— Problem description —
Your task is to transcribe the records exactly, skipping every image.

— Dataset excerpts —
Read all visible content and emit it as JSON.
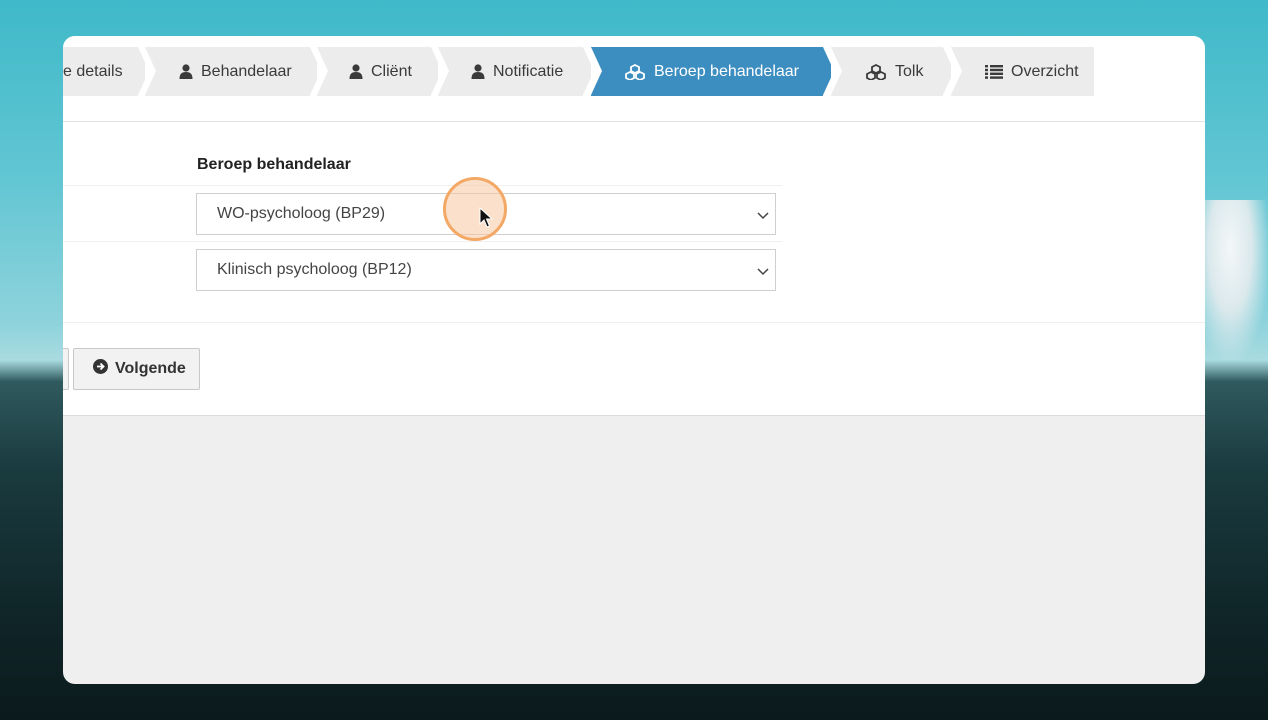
{
  "wizard": {
    "steps": [
      {
        "label": "e details",
        "icon": "none",
        "active": false
      },
      {
        "label": "Behandelaar",
        "icon": "user-icon",
        "active": false
      },
      {
        "label": "Cliënt",
        "icon": "user-icon",
        "active": false
      },
      {
        "label": "Notificatie",
        "icon": "user-icon",
        "active": false
      },
      {
        "label": "Beroep behandelaar",
        "icon": "cubes-icon",
        "active": true
      },
      {
        "label": "Tolk",
        "icon": "cubes-icon",
        "active": false
      },
      {
        "label": "Overzicht",
        "icon": "list-icon",
        "active": false
      }
    ],
    "active_color": "#3d8ec0"
  },
  "form": {
    "section_label": "Beroep behandelaar",
    "select1_value": "WO-psycholoog (BP29)",
    "select2_value": "Klinisch psycholoog (BP12)"
  },
  "buttons": {
    "next_label": "Volgende"
  }
}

— Correct output —
Read all visible content and emit it as JSON.
{
  "wizard": {
    "steps": [
      {
        "label": "e details",
        "icon": "none",
        "active": false
      },
      {
        "label": "Behandelaar",
        "icon": "user-icon",
        "active": false
      },
      {
        "label": "Cliënt",
        "icon": "user-icon",
        "active": false
      },
      {
        "label": "Notificatie",
        "icon": "user-icon",
        "active": false
      },
      {
        "label": "Beroep behandelaar",
        "icon": "cubes-icon",
        "active": true
      },
      {
        "label": "Tolk",
        "icon": "cubes-icon",
        "active": false
      },
      {
        "label": "Overzicht",
        "icon": "list-icon",
        "active": false
      }
    ],
    "active_color": "#3d8ec0"
  },
  "form": {
    "section_label": "Beroep behandelaar",
    "select1_value": "WO-psycholoog (BP29)",
    "select2_value": "Klinisch psycholoog (BP12)"
  },
  "buttons": {
    "next_label": "Volgende"
  }
}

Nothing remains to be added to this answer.